What the exercise asks: Lift out all lines below that contain "marker".

++++ Material provided ++++

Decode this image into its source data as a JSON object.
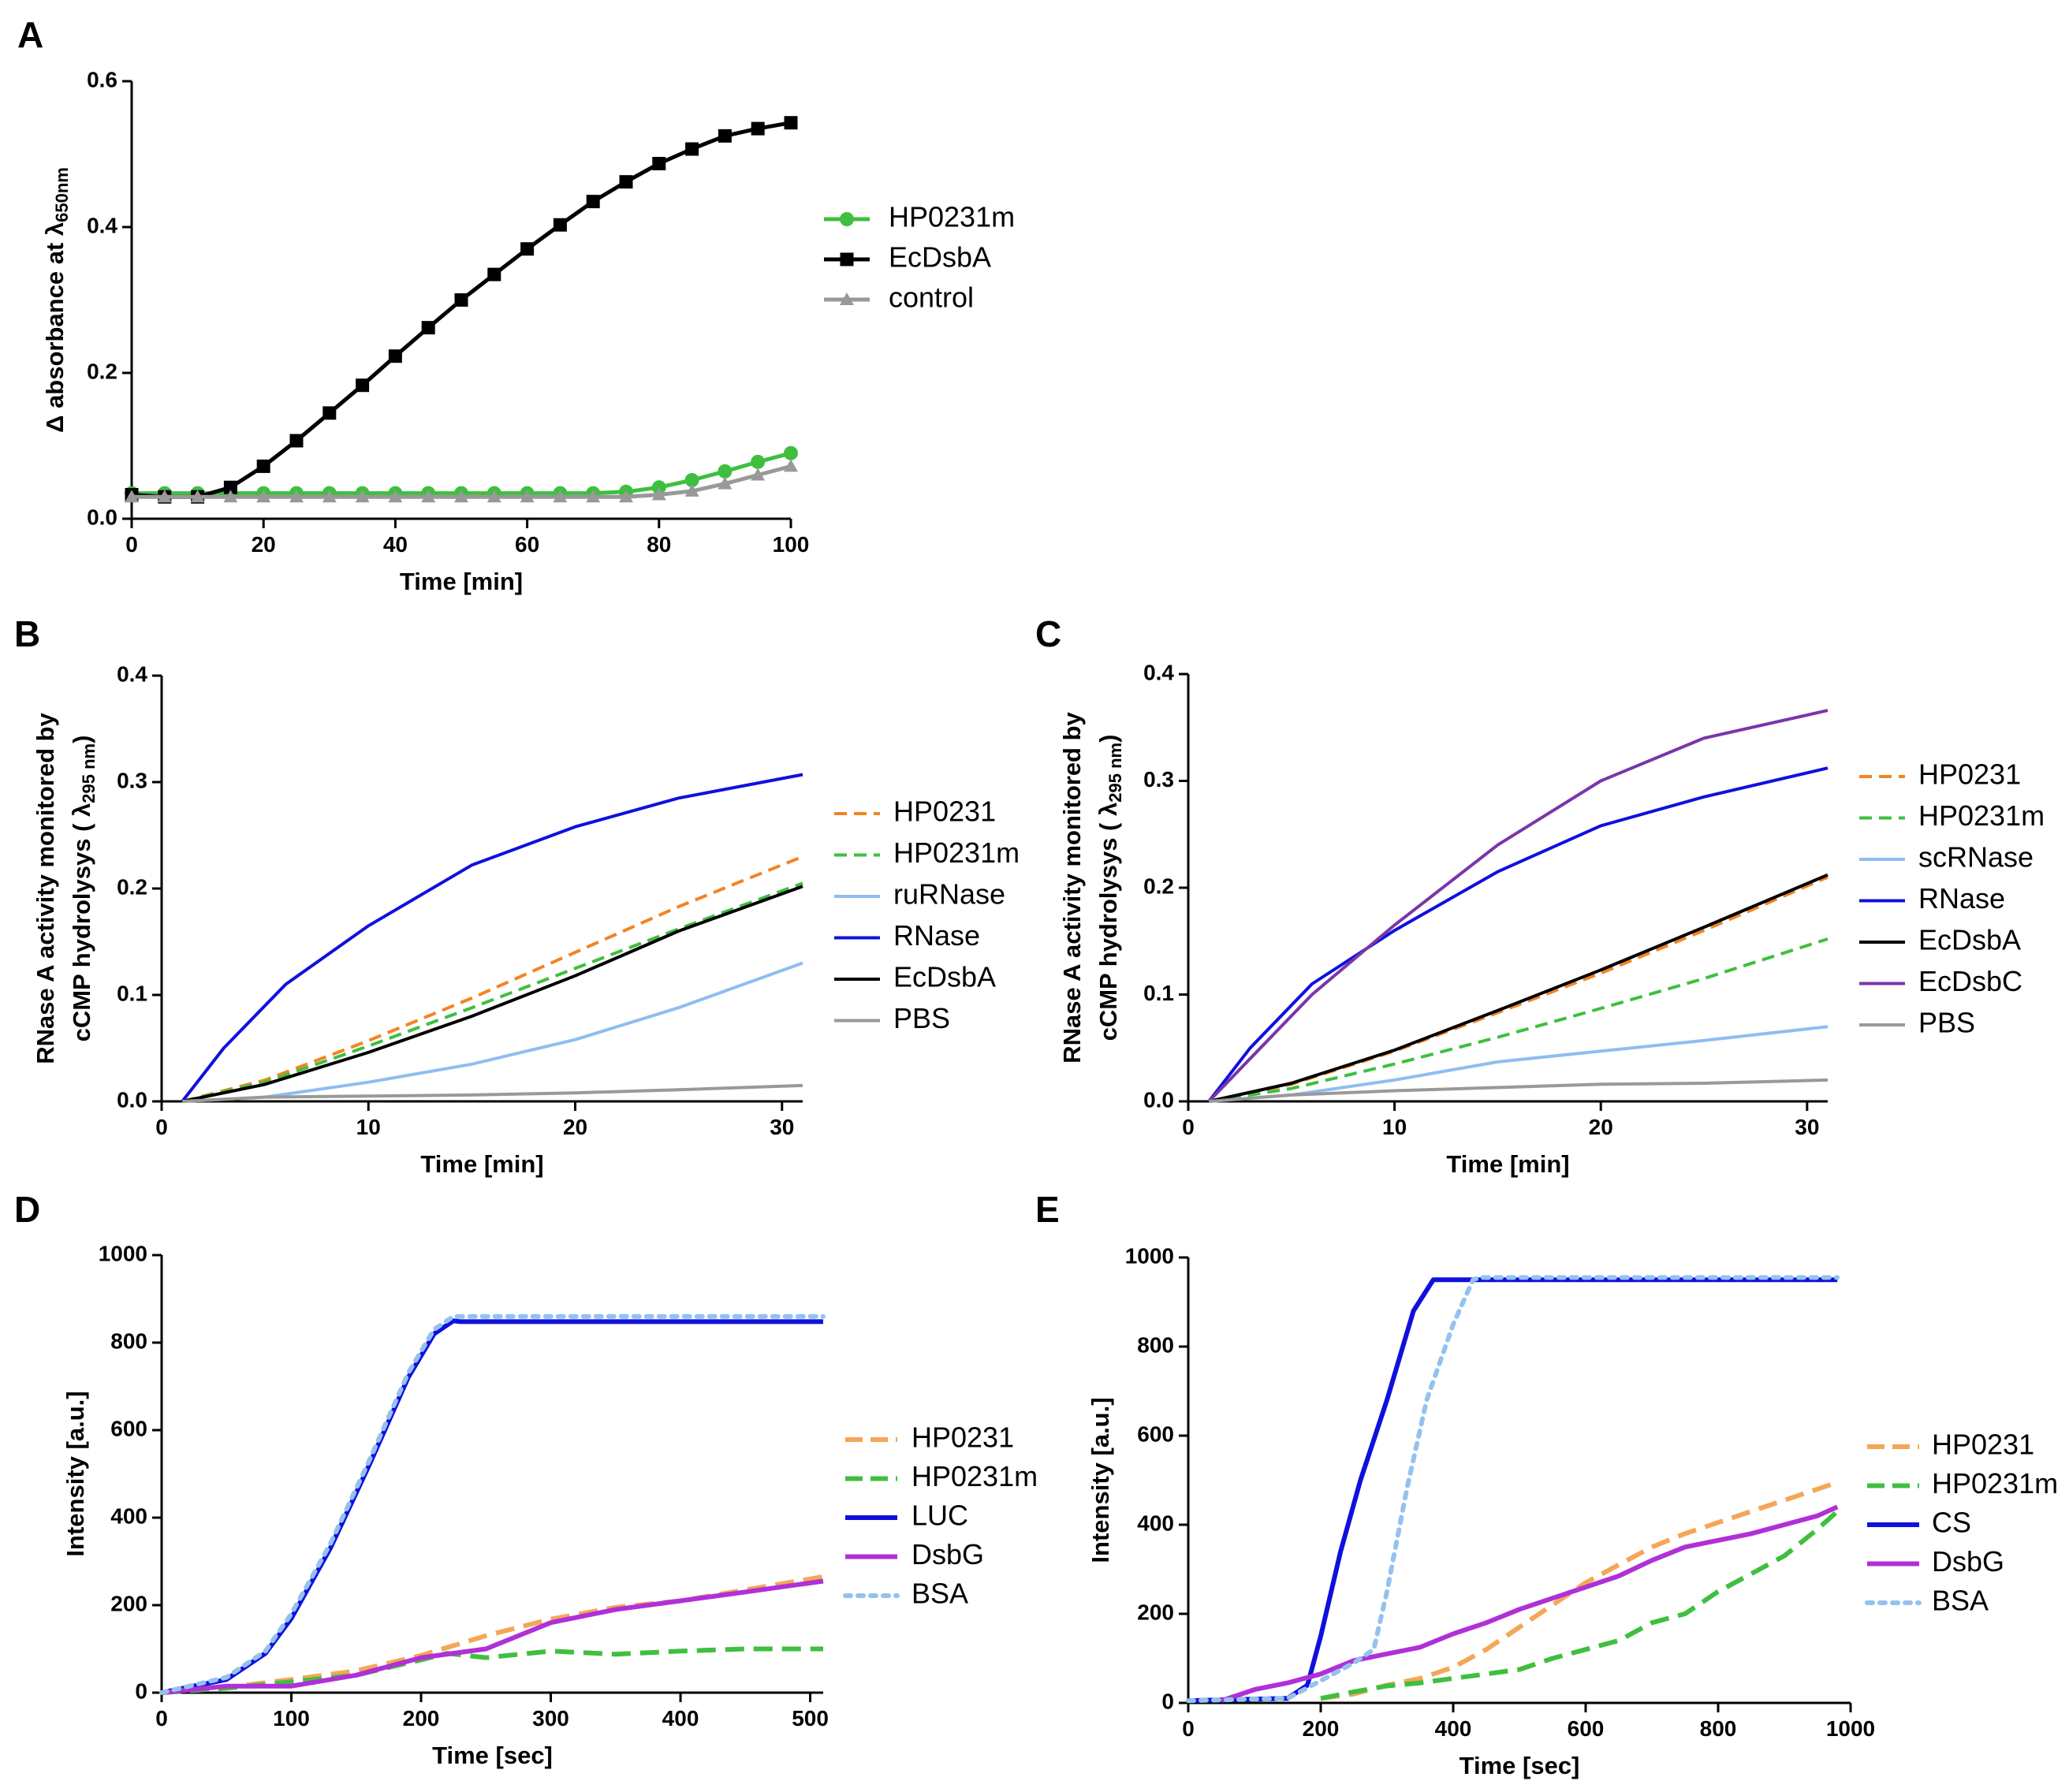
{
  "figure": {
    "panels": [
      "A",
      "B",
      "C",
      "D",
      "E"
    ]
  },
  "chart_data": [
    {
      "id": "A",
      "type": "line",
      "xlabel": "Time [min]",
      "ylabel_prefix": "Δ absorbance at ",
      "ylabel_lambda": "λ",
      "ylabel_sub": "650nm",
      "xlim": [
        0,
        100
      ],
      "ylim": [
        0,
        0.6
      ],
      "xticks": [
        0,
        20,
        40,
        60,
        80,
        100
      ],
      "yticks": [
        0.0,
        0.2,
        0.4,
        0.6
      ],
      "ytick_labels": [
        "0.0",
        "0.2",
        "0.4",
        "0.6"
      ],
      "legend": "right",
      "series": [
        {
          "name": "HP0231m",
          "color": "#3fbf3f",
          "marker": "circle",
          "dash": "solid",
          "x": [
            0,
            5,
            10,
            15,
            20,
            25,
            30,
            35,
            40,
            45,
            50,
            55,
            60,
            65,
            70,
            75,
            80,
            85,
            90,
            95,
            100
          ],
          "y": [
            0.035,
            0.035,
            0.035,
            0.035,
            0.035,
            0.035,
            0.035,
            0.035,
            0.035,
            0.035,
            0.035,
            0.035,
            0.035,
            0.035,
            0.035,
            0.037,
            0.043,
            0.053,
            0.065,
            0.078,
            0.09
          ]
        },
        {
          "name": "EcDsbA",
          "color": "#000000",
          "marker": "square",
          "dash": "solid",
          "x": [
            0,
            5,
            10,
            15,
            20,
            25,
            30,
            35,
            40,
            45,
            50,
            55,
            60,
            65,
            70,
            75,
            80,
            85,
            90,
            95,
            100
          ],
          "y": [
            0.033,
            0.03,
            0.03,
            0.043,
            0.072,
            0.107,
            0.145,
            0.183,
            0.223,
            0.262,
            0.3,
            0.335,
            0.37,
            0.403,
            0.435,
            0.462,
            0.487,
            0.507,
            0.525,
            0.535,
            0.543
          ]
        },
        {
          "name": "control",
          "color": "#999999",
          "marker": "triangle",
          "dash": "solid",
          "x": [
            0,
            5,
            10,
            15,
            20,
            25,
            30,
            35,
            40,
            45,
            50,
            55,
            60,
            65,
            70,
            75,
            80,
            85,
            90,
            95,
            100
          ],
          "y": [
            0.03,
            0.03,
            0.03,
            0.03,
            0.03,
            0.03,
            0.03,
            0.03,
            0.03,
            0.03,
            0.03,
            0.03,
            0.03,
            0.03,
            0.03,
            0.03,
            0.033,
            0.038,
            0.048,
            0.06,
            0.072
          ]
        }
      ]
    },
    {
      "id": "B",
      "type": "line",
      "xlabel": "Time [min]",
      "ylabel_line1": "RNase A activity monitored by",
      "ylabel_line2_prefix": "cCMP hydrolysys ( ",
      "ylabel_lambda": "λ",
      "ylabel_sub": "295 nm",
      "ylabel_suffix": ")",
      "xlim": [
        0,
        31
      ],
      "ylim": [
        0,
        0.4
      ],
      "xticks": [
        0,
        10,
        20,
        30
      ],
      "yticks": [
        0.0,
        0.1,
        0.2,
        0.3,
        0.4
      ],
      "ytick_labels": [
        "0.0",
        "0.1",
        "0.2",
        "0.3",
        "0.4"
      ],
      "legend": "right",
      "series": [
        {
          "name": "HP0231",
          "color": "#f28522",
          "dash": "dashed",
          "x": [
            1,
            5,
            10,
            15,
            20,
            25,
            31
          ],
          "y": [
            0,
            0.02,
            0.057,
            0.097,
            0.14,
            0.183,
            0.23
          ]
        },
        {
          "name": "HP0231m",
          "color": "#3fbf3f",
          "dash": "dashed",
          "x": [
            1,
            5,
            10,
            15,
            20,
            25,
            31
          ],
          "y": [
            0,
            0.018,
            0.052,
            0.088,
            0.125,
            0.162,
            0.205
          ]
        },
        {
          "name": "ruRNase",
          "color": "#8fbdf0",
          "dash": "solid",
          "x": [
            1,
            5,
            10,
            15,
            20,
            25,
            31
          ],
          "y": [
            0,
            0.004,
            0.018,
            0.035,
            0.058,
            0.088,
            0.13
          ]
        },
        {
          "name": "RNase",
          "color": "#1010dd",
          "dash": "solid",
          "x": [
            1,
            3,
            6,
            10,
            15,
            20,
            25,
            31
          ],
          "y": [
            0,
            0.05,
            0.11,
            0.165,
            0.222,
            0.258,
            0.285,
            0.307
          ]
        },
        {
          "name": "EcDsbA",
          "color": "#000000",
          "dash": "solid",
          "x": [
            1,
            5,
            10,
            15,
            20,
            25,
            31
          ],
          "y": [
            0,
            0.016,
            0.046,
            0.08,
            0.118,
            0.16,
            0.202
          ]
        },
        {
          "name": "PBS",
          "color": "#999999",
          "dash": "solid",
          "x": [
            1,
            5,
            10,
            15,
            20,
            25,
            31
          ],
          "y": [
            0,
            0.004,
            0.005,
            0.006,
            0.008,
            0.011,
            0.015
          ]
        }
      ]
    },
    {
      "id": "C",
      "type": "line",
      "xlabel": "Time [min]",
      "ylabel_line1": "RNase A activity monitored by",
      "ylabel_line2_prefix": "cCMP hydrolysys ( ",
      "ylabel_lambda": "λ",
      "ylabel_sub": "295 nm",
      "ylabel_suffix": ")",
      "xlim": [
        0,
        31
      ],
      "ylim": [
        0,
        0.4
      ],
      "xticks": [
        0,
        10,
        20,
        30
      ],
      "yticks": [
        0.0,
        0.1,
        0.2,
        0.3,
        0.4
      ],
      "ytick_labels": [
        "0.0",
        "0.1",
        "0.2",
        "0.3",
        "0.4"
      ],
      "legend": "right",
      "series": [
        {
          "name": "HP0231",
          "color": "#f28522",
          "dash": "dashed",
          "x": [
            1,
            5,
            10,
            15,
            20,
            25,
            31
          ],
          "y": [
            0,
            0.016,
            0.047,
            0.083,
            0.12,
            0.16,
            0.21
          ]
        },
        {
          "name": "HP0231m",
          "color": "#3fbf3f",
          "dash": "dashed",
          "x": [
            1,
            5,
            10,
            15,
            20,
            25,
            31
          ],
          "y": [
            0,
            0.012,
            0.035,
            0.06,
            0.087,
            0.115,
            0.152
          ]
        },
        {
          "name": "scRNase",
          "color": "#8fbdf0",
          "dash": "solid",
          "x": [
            1,
            5,
            10,
            15,
            20,
            25,
            31
          ],
          "y": [
            0,
            0.006,
            0.02,
            0.037,
            0.047,
            0.057,
            0.07
          ]
        },
        {
          "name": "RNase",
          "color": "#1010dd",
          "dash": "solid",
          "x": [
            1,
            3,
            6,
            10,
            15,
            20,
            25,
            31
          ],
          "y": [
            0,
            0.05,
            0.11,
            0.16,
            0.215,
            0.258,
            0.285,
            0.312
          ]
        },
        {
          "name": "EcDsbA",
          "color": "#000000",
          "dash": "solid",
          "x": [
            1,
            5,
            10,
            15,
            20,
            25,
            31
          ],
          "y": [
            0,
            0.017,
            0.048,
            0.085,
            0.123,
            0.163,
            0.212
          ]
        },
        {
          "name": "EcDsbC",
          "color": "#7a35a8",
          "dash": "solid",
          "x": [
            1,
            3,
            6,
            10,
            15,
            20,
            25,
            31
          ],
          "y": [
            0,
            0.04,
            0.1,
            0.165,
            0.24,
            0.3,
            0.34,
            0.366
          ]
        },
        {
          "name": "PBS",
          "color": "#999999",
          "dash": "solid",
          "x": [
            1,
            5,
            10,
            15,
            20,
            25,
            31
          ],
          "y": [
            0,
            0.006,
            0.01,
            0.013,
            0.016,
            0.017,
            0.02
          ]
        }
      ]
    },
    {
      "id": "D",
      "type": "line",
      "xlabel": "Time [sec]",
      "ylabel": "Intensity [a.u.]",
      "xlim": [
        0,
        510
      ],
      "ylim": [
        0,
        1000
      ],
      "xticks": [
        0,
        100,
        200,
        300,
        400,
        500
      ],
      "yticks": [
        0,
        200,
        400,
        600,
        800,
        1000
      ],
      "ytick_labels": [
        "0",
        "200",
        "400",
        "600",
        "800",
        "1000"
      ],
      "legend": "right",
      "series": [
        {
          "name": "HP0231",
          "color": "#f5a657",
          "dash": "longdash",
          "x": [
            0,
            50,
            100,
            150,
            200,
            250,
            300,
            350,
            400,
            450,
            510
          ],
          "y": [
            0,
            12,
            30,
            50,
            85,
            130,
            168,
            195,
            210,
            235,
            265
          ]
        },
        {
          "name": "HP0231m",
          "color": "#3fbf3f",
          "dash": "longdash",
          "x": [
            0,
            50,
            100,
            150,
            200,
            220,
            250,
            300,
            350,
            400,
            450,
            510
          ],
          "y": [
            0,
            10,
            25,
            40,
            75,
            90,
            80,
            95,
            88,
            95,
            100,
            100
          ]
        },
        {
          "name": "LUC",
          "color": "#1010dd",
          "dash": "solid",
          "x": [
            0,
            50,
            80,
            100,
            130,
            160,
            190,
            210,
            225,
            230,
            510
          ],
          "y": [
            0,
            30,
            90,
            170,
            330,
            520,
            720,
            820,
            850,
            848,
            848
          ]
        },
        {
          "name": "DsbG",
          "color": "#b030d8",
          "dash": "solid",
          "x": [
            0,
            50,
            100,
            150,
            200,
            250,
            300,
            350,
            400,
            450,
            510
          ],
          "y": [
            0,
            15,
            15,
            40,
            80,
            100,
            160,
            190,
            210,
            230,
            255
          ]
        },
        {
          "name": "BSA",
          "color": "#93c2ee",
          "dash": "dotted",
          "x": [
            0,
            50,
            80,
            100,
            130,
            160,
            190,
            210,
            225,
            230,
            510
          ],
          "y": [
            0,
            35,
            95,
            180,
            340,
            530,
            730,
            830,
            860,
            860,
            860
          ]
        }
      ]
    },
    {
      "id": "E",
      "type": "line",
      "xlabel": "Time [sec]",
      "ylabel": "Intensity [a.u.]",
      "xlim": [
        0,
        1000
      ],
      "ylim": [
        0,
        1000
      ],
      "xticks": [
        0,
        200,
        400,
        600,
        800,
        1000
      ],
      "yticks": [
        0,
        200,
        400,
        600,
        800,
        1000
      ],
      "ytick_labels": [
        "0",
        "200",
        "400",
        "600",
        "800",
        "1000"
      ],
      "legend": "right",
      "series": [
        {
          "name": "HP0231",
          "color": "#f5a657",
          "dash": "longdash",
          "x": [
            200,
            250,
            300,
            350,
            400,
            450,
            500,
            550,
            600,
            650,
            700,
            750,
            800,
            850,
            900,
            950,
            980
          ],
          "y": [
            10,
            20,
            40,
            55,
            80,
            120,
            170,
            220,
            270,
            310,
            350,
            380,
            405,
            430,
            455,
            480,
            495
          ]
        },
        {
          "name": "HP0231m",
          "color": "#3fbf3f",
          "dash": "longdash",
          "x": [
            200,
            250,
            300,
            350,
            400,
            450,
            500,
            550,
            600,
            650,
            700,
            750,
            800,
            850,
            900,
            950,
            980
          ],
          "y": [
            10,
            25,
            38,
            45,
            55,
            65,
            75,
            100,
            120,
            140,
            180,
            200,
            250,
            290,
            330,
            390,
            430
          ]
        },
        {
          "name": "CS",
          "color": "#1010dd",
          "dash": "solid",
          "x": [
            0,
            150,
            180,
            200,
            230,
            260,
            300,
            340,
            370,
            380,
            980
          ],
          "y": [
            5,
            10,
            40,
            150,
            340,
            500,
            680,
            880,
            950,
            950,
            950
          ]
        },
        {
          "name": "DsbG",
          "color": "#b030d8",
          "dash": "solid",
          "x": [
            50,
            100,
            150,
            200,
            250,
            300,
            350,
            400,
            450,
            500,
            550,
            600,
            650,
            700,
            750,
            800,
            850,
            900,
            950,
            980
          ],
          "y": [
            5,
            30,
            45,
            65,
            95,
            110,
            125,
            155,
            180,
            210,
            235,
            260,
            285,
            320,
            350,
            365,
            380,
            400,
            420,
            440
          ]
        },
        {
          "name": "BSA",
          "color": "#93c2ee",
          "dash": "dotted",
          "x": [
            0,
            150,
            200,
            250,
            280,
            300,
            330,
            360,
            400,
            430,
            440,
            980
          ],
          "y": [
            5,
            10,
            50,
            90,
            120,
            250,
            480,
            680,
            850,
            950,
            955,
            955
          ]
        }
      ]
    }
  ]
}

++++

Solution for this exercise:
          "marker": "circle",
          "marker": "square",
          "marker": "triangle",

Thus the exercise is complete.